**EXCERPTED RECORDS**
+-------+
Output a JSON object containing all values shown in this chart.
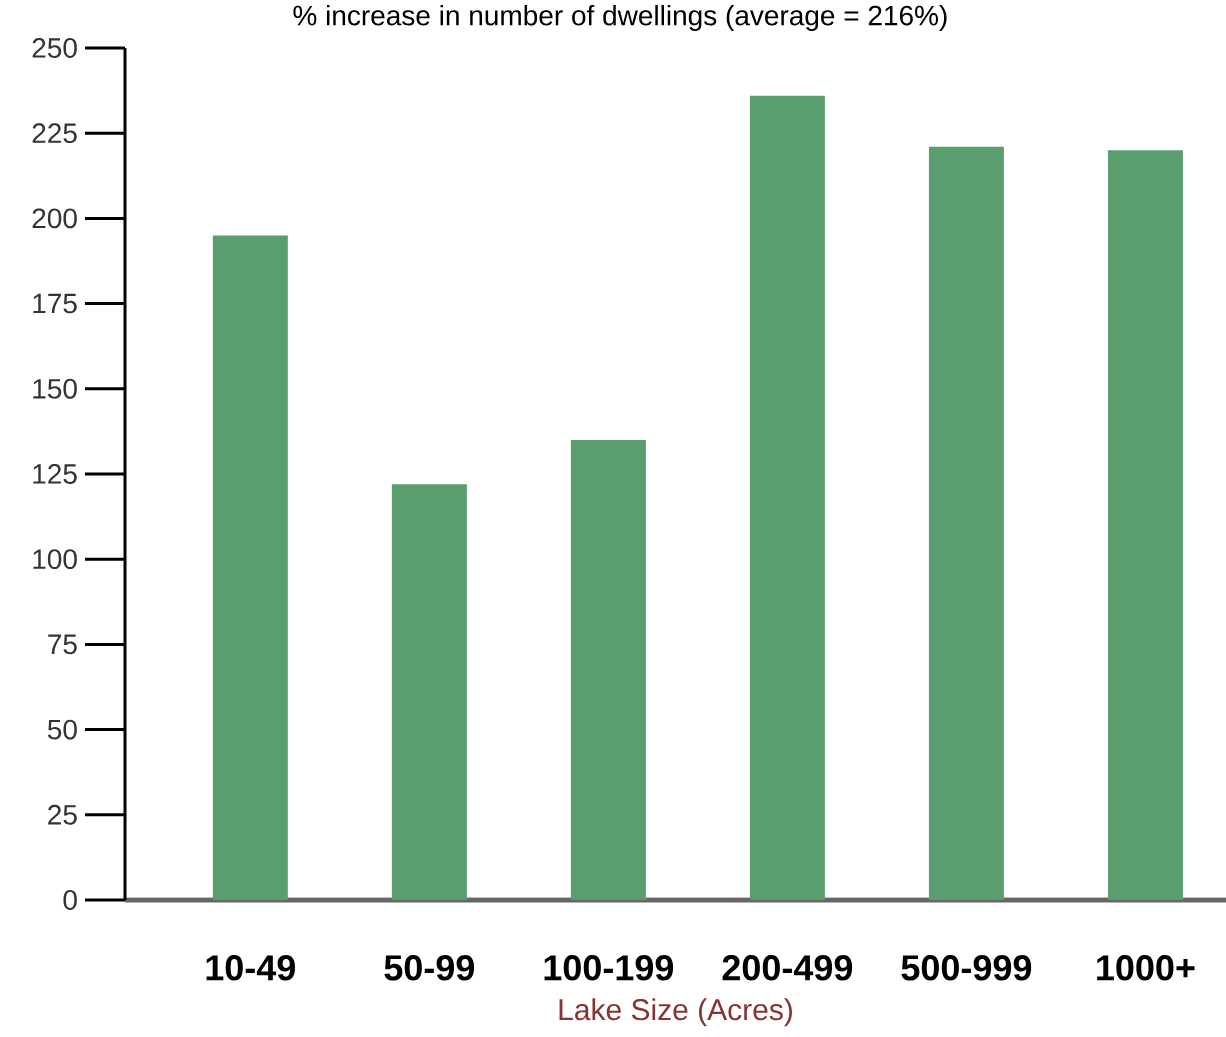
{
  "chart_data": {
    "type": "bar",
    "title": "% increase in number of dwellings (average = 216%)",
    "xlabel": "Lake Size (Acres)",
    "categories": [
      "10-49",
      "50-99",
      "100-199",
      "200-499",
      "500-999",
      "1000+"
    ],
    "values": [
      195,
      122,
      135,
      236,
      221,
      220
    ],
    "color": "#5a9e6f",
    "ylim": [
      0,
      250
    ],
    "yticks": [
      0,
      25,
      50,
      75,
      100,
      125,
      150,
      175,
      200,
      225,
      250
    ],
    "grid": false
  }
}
+-------+
**EXERCISE PROMPT**
Give the material again exactly as it is, but keep the pictures out.

**SOLUTION**
Output a JSON object containing all values shown in this chart.
{
  "chart_data": {
    "type": "bar",
    "title": "% increase in number of dwellings (average = 216%)",
    "xlabel": "Lake Size (Acres)",
    "categories": [
      "10-49",
      "50-99",
      "100-199",
      "200-499",
      "500-999",
      "1000+"
    ],
    "values": [
      195,
      122,
      135,
      236,
      221,
      220
    ],
    "color": "#5a9e6f",
    "ylim": [
      0,
      250
    ],
    "yticks": [
      0,
      25,
      50,
      75,
      100,
      125,
      150,
      175,
      200,
      225,
      250
    ],
    "grid": false
  }
}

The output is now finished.